--- Begin Listing ---

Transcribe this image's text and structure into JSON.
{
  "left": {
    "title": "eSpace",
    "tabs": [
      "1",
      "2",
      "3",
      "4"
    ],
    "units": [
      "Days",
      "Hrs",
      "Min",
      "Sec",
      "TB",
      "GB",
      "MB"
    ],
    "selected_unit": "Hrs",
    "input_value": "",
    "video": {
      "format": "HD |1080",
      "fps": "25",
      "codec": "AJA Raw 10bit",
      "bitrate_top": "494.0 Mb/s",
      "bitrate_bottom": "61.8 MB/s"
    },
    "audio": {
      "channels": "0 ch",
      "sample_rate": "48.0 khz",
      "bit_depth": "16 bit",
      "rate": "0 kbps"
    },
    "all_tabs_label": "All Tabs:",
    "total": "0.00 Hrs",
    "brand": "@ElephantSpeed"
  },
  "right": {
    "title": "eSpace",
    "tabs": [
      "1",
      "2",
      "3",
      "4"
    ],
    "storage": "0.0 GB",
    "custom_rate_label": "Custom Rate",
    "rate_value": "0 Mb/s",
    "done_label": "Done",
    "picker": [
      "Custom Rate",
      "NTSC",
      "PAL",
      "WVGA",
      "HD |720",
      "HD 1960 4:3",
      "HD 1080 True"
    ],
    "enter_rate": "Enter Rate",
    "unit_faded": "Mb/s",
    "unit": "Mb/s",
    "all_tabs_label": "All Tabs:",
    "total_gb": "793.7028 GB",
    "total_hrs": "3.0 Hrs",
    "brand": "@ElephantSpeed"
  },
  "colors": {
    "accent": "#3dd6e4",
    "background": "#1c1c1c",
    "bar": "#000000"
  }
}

--- End Listing ---

* Task statement: Repeat the material above in full, quoting it exactly.

* Solution:
Transcribe this image's text and structure into JSON.
{
  "left": {
    "title": "eSpace",
    "tabs": [
      "1",
      "2",
      "3",
      "4"
    ],
    "units": [
      "Days",
      "Hrs",
      "Min",
      "Sec",
      "TB",
      "GB",
      "MB"
    ],
    "selected_unit": "Hrs",
    "input_value": "",
    "video": {
      "format": "HD |1080",
      "fps": "25",
      "codec": "AJA Raw 10bit",
      "bitrate_top": "494.0 Mb/s",
      "bitrate_bottom": "61.8 MB/s"
    },
    "audio": {
      "channels": "0 ch",
      "sample_rate": "48.0 khz",
      "bit_depth": "16 bit",
      "rate": "0 kbps"
    },
    "all_tabs_label": "All Tabs:",
    "total": "0.00 Hrs",
    "brand": "@ElephantSpeed"
  },
  "right": {
    "title": "eSpace",
    "tabs": [
      "1",
      "2",
      "3",
      "4"
    ],
    "storage": "0.0 GB",
    "custom_rate_label": "Custom Rate",
    "rate_value": "0 Mb/s",
    "done_label": "Done",
    "picker": [
      "Custom Rate",
      "NTSC",
      "PAL",
      "WVGA",
      "HD |720",
      "HD 1960 4:3",
      "HD 1080 True"
    ],
    "enter_rate": "Enter Rate",
    "unit_faded": "Mb/s",
    "unit": "Mb/s",
    "all_tabs_label": "All Tabs:",
    "total_gb": "793.7028 GB",
    "total_hrs": "3.0 Hrs",
    "brand": "@ElephantSpeed"
  },
  "colors": {
    "accent": "#3dd6e4",
    "background": "#1c1c1c",
    "bar": "#000000"
  }
}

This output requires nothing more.